◆ **Provided data**:
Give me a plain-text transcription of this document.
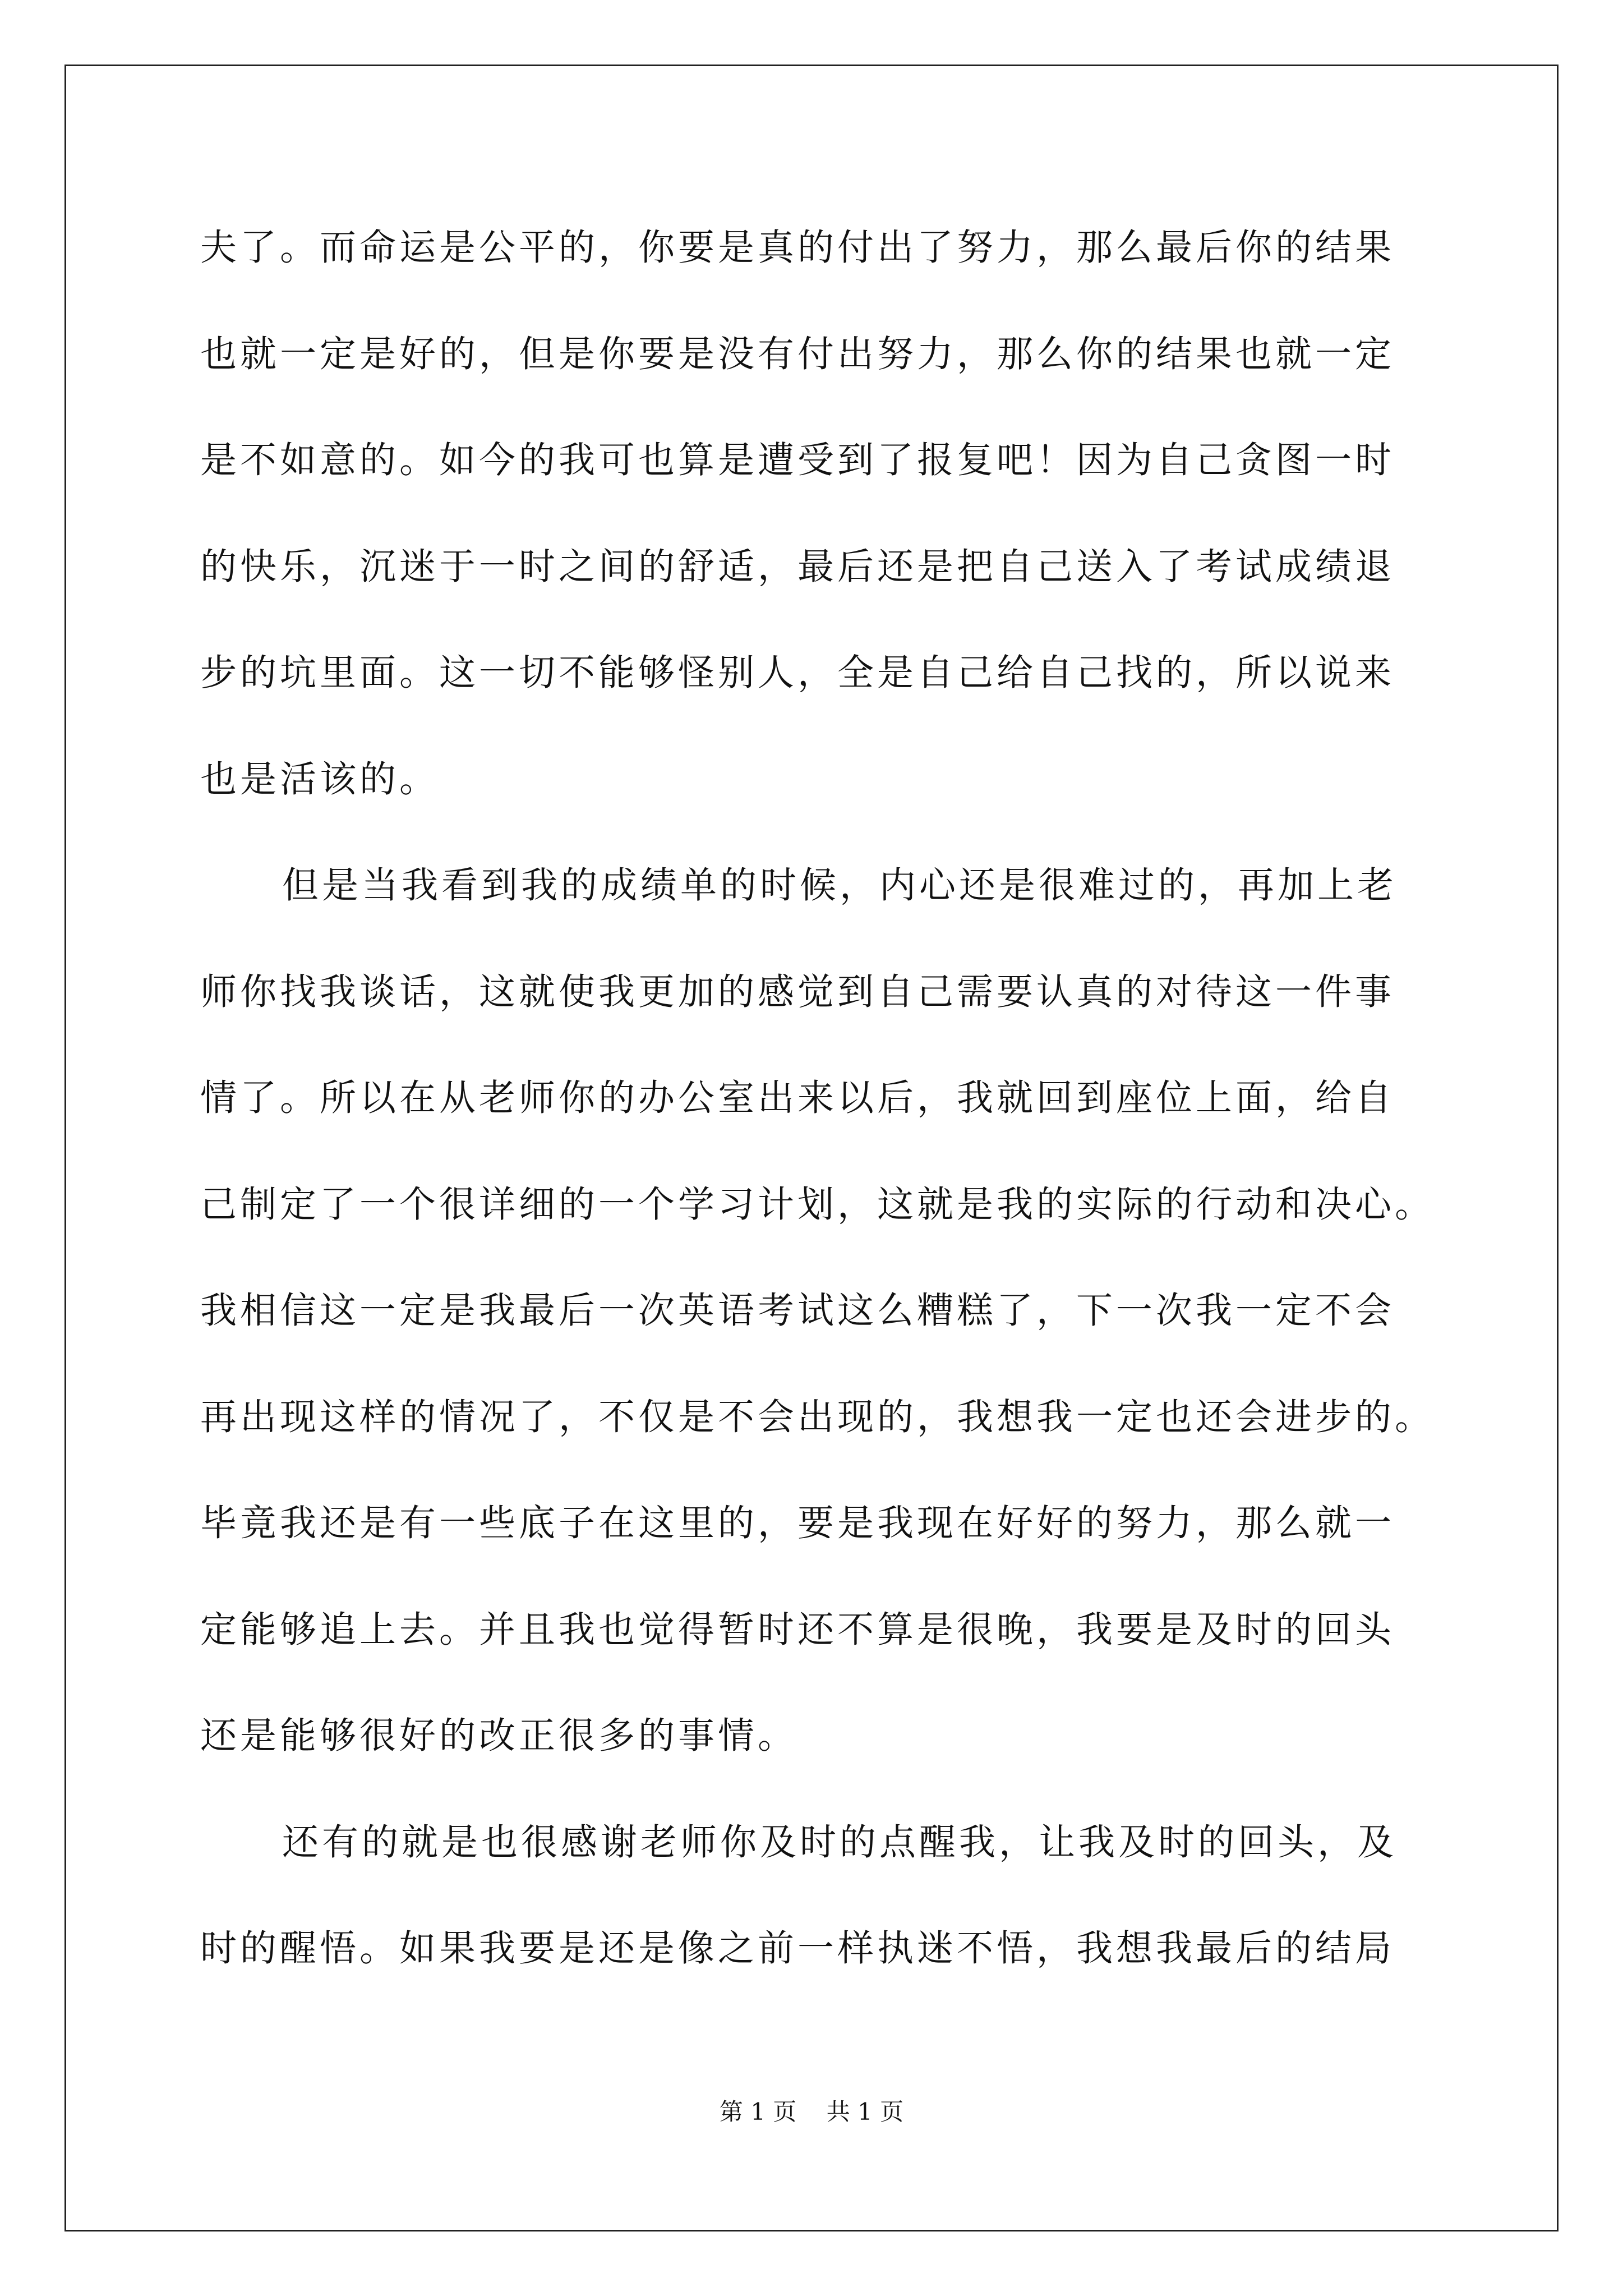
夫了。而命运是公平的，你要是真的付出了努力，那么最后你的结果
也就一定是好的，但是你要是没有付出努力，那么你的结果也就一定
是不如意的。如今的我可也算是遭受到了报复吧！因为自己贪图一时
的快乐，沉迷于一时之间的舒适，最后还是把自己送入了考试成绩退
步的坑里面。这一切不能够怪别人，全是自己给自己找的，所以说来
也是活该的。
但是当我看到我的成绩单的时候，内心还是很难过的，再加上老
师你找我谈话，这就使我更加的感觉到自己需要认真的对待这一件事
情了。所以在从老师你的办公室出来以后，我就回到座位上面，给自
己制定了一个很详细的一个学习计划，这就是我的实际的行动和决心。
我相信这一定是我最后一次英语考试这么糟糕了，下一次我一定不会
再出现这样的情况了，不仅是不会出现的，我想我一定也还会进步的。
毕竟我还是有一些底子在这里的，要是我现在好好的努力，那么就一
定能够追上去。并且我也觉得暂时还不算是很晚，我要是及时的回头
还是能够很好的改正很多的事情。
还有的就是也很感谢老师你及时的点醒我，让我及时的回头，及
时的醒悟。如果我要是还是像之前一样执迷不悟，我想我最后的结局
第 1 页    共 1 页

◆ **Stated task**: Give back every line exactly as it stands, pictures excluded.

◆ **The answer**:
Give me a plain-text transcription of this document.
夫了。而命运是公平的，你要是真的付出了努力，那么最后你的结果
也就一定是好的，但是你要是没有付出努力，那么你的结果也就一定
是不如意的。如今的我可也算是遭受到了报复吧！因为自己贪图一时
的快乐，沉迷于一时之间的舒适，最后还是把自己送入了考试成绩退
步的坑里面。这一切不能够怪别人，全是自己给自己找的，所以说来
也是活该的。
但是当我看到我的成绩单的时候，内心还是很难过的，再加上老
师你找我谈话，这就使我更加的感觉到自己需要认真的对待这一件事
情了。所以在从老师你的办公室出来以后，我就回到座位上面，给自
己制定了一个很详细的一个学习计划，这就是我的实际的行动和决心。
我相信这一定是我最后一次英语考试这么糟糕了，下一次我一定不会
再出现这样的情况了，不仅是不会出现的，我想我一定也还会进步的。
毕竟我还是有一些底子在这里的，要是我现在好好的努力，那么就一
定能够追上去。并且我也觉得暂时还不算是很晚，我要是及时的回头
还是能够很好的改正很多的事情。
还有的就是也很感谢老师你及时的点醒我，让我及时的回头，及
时的醒悟。如果我要是还是像之前一样执迷不悟，我想我最后的结局
第 1 页    共 1 页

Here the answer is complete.